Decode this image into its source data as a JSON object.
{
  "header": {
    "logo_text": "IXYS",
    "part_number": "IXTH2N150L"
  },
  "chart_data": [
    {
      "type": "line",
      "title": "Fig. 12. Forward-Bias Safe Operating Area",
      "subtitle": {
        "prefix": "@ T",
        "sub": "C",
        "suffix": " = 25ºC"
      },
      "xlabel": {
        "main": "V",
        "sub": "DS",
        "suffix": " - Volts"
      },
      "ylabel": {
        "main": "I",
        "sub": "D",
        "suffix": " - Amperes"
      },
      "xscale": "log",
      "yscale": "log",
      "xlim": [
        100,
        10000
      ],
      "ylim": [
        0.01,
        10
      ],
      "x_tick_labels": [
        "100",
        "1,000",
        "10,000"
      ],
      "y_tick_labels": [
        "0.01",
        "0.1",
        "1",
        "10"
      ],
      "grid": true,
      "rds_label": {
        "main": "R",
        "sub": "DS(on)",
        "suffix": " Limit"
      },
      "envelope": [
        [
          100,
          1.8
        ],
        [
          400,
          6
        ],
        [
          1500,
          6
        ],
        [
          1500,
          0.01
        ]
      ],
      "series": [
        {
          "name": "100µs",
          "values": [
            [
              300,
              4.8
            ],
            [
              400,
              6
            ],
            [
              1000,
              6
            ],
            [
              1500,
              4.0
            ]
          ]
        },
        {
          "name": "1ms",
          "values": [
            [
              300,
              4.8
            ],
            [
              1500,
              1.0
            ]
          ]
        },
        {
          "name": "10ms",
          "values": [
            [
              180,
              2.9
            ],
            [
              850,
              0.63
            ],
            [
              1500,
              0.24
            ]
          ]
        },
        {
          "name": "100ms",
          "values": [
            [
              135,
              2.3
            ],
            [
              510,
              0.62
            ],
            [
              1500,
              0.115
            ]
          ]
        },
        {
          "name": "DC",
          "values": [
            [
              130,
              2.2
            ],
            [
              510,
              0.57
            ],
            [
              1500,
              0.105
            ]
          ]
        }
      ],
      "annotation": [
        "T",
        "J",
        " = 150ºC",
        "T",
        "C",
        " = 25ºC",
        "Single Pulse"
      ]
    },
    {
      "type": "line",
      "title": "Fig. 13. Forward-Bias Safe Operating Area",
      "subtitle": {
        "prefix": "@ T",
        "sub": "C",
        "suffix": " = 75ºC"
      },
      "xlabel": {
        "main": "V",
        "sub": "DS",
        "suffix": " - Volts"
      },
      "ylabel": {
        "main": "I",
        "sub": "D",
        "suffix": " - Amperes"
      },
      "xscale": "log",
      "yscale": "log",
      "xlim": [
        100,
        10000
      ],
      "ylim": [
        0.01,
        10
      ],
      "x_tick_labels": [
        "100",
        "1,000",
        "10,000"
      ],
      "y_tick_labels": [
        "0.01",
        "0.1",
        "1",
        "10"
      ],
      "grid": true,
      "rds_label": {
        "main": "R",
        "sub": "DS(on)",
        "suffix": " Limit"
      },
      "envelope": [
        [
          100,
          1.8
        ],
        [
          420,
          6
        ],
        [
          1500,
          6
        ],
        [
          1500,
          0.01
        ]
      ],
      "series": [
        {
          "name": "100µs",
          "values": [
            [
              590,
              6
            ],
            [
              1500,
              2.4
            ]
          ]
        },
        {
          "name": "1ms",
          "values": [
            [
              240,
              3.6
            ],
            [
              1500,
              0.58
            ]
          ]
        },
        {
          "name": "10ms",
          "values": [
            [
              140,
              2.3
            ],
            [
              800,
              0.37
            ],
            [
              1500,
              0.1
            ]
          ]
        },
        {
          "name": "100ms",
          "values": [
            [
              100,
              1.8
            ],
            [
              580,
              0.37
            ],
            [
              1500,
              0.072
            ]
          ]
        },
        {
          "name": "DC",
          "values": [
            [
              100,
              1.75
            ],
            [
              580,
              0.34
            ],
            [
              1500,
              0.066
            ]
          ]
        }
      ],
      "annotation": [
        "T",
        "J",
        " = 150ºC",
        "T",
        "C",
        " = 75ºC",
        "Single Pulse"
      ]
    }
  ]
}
■ ■ ■ ■
Pull out each record as written and restate it exactly.

> _Response to this task_:
Decode this image into its source data as a JSON object.
{
  "header": {
    "logo_text": "IXYS",
    "part_number": "IXTH2N150L"
  },
  "chart_data": [
    {
      "type": "line",
      "title": "Fig. 12. Forward-Bias Safe Operating Area",
      "subtitle": {
        "prefix": "@ T",
        "sub": "C",
        "suffix": " = 25ºC"
      },
      "xlabel": {
        "main": "V",
        "sub": "DS",
        "suffix": " - Volts"
      },
      "ylabel": {
        "main": "I",
        "sub": "D",
        "suffix": " - Amperes"
      },
      "xscale": "log",
      "yscale": "log",
      "xlim": [
        100,
        10000
      ],
      "ylim": [
        0.01,
        10
      ],
      "x_tick_labels": [
        "100",
        "1,000",
        "10,000"
      ],
      "y_tick_labels": [
        "0.01",
        "0.1",
        "1",
        "10"
      ],
      "grid": true,
      "rds_label": {
        "main": "R",
        "sub": "DS(on)",
        "suffix": " Limit"
      },
      "envelope": [
        [
          100,
          1.8
        ],
        [
          400,
          6
        ],
        [
          1500,
          6
        ],
        [
          1500,
          0.01
        ]
      ],
      "series": [
        {
          "name": "100µs",
          "values": [
            [
              300,
              4.8
            ],
            [
              400,
              6
            ],
            [
              1000,
              6
            ],
            [
              1500,
              4.0
            ]
          ]
        },
        {
          "name": "1ms",
          "values": [
            [
              300,
              4.8
            ],
            [
              1500,
              1.0
            ]
          ]
        },
        {
          "name": "10ms",
          "values": [
            [
              180,
              2.9
            ],
            [
              850,
              0.63
            ],
            [
              1500,
              0.24
            ]
          ]
        },
        {
          "name": "100ms",
          "values": [
            [
              135,
              2.3
            ],
            [
              510,
              0.62
            ],
            [
              1500,
              0.115
            ]
          ]
        },
        {
          "name": "DC",
          "values": [
            [
              130,
              2.2
            ],
            [
              510,
              0.57
            ],
            [
              1500,
              0.105
            ]
          ]
        }
      ],
      "annotation": [
        "T",
        "J",
        " = 150ºC",
        "T",
        "C",
        " = 25ºC",
        "Single Pulse"
      ]
    },
    {
      "type": "line",
      "title": "Fig. 13. Forward-Bias Safe Operating Area",
      "subtitle": {
        "prefix": "@ T",
        "sub": "C",
        "suffix": " = 75ºC"
      },
      "xlabel": {
        "main": "V",
        "sub": "DS",
        "suffix": " - Volts"
      },
      "ylabel": {
        "main": "I",
        "sub": "D",
        "suffix": " - Amperes"
      },
      "xscale": "log",
      "yscale": "log",
      "xlim": [
        100,
        10000
      ],
      "ylim": [
        0.01,
        10
      ],
      "x_tick_labels": [
        "100",
        "1,000",
        "10,000"
      ],
      "y_tick_labels": [
        "0.01",
        "0.1",
        "1",
        "10"
      ],
      "grid": true,
      "rds_label": {
        "main": "R",
        "sub": "DS(on)",
        "suffix": " Limit"
      },
      "envelope": [
        [
          100,
          1.8
        ],
        [
          420,
          6
        ],
        [
          1500,
          6
        ],
        [
          1500,
          0.01
        ]
      ],
      "series": [
        {
          "name": "100µs",
          "values": [
            [
              590,
              6
            ],
            [
              1500,
              2.4
            ]
          ]
        },
        {
          "name": "1ms",
          "values": [
            [
              240,
              3.6
            ],
            [
              1500,
              0.58
            ]
          ]
        },
        {
          "name": "10ms",
          "values": [
            [
              140,
              2.3
            ],
            [
              800,
              0.37
            ],
            [
              1500,
              0.1
            ]
          ]
        },
        {
          "name": "100ms",
          "values": [
            [
              100,
              1.8
            ],
            [
              580,
              0.37
            ],
            [
              1500,
              0.072
            ]
          ]
        },
        {
          "name": "DC",
          "values": [
            [
              100,
              1.75
            ],
            [
              580,
              0.34
            ],
            [
              1500,
              0.066
            ]
          ]
        }
      ],
      "annotation": [
        "T",
        "J",
        " = 150ºC",
        "T",
        "C",
        " = 75ºC",
        "Single Pulse"
      ]
    }
  ]
}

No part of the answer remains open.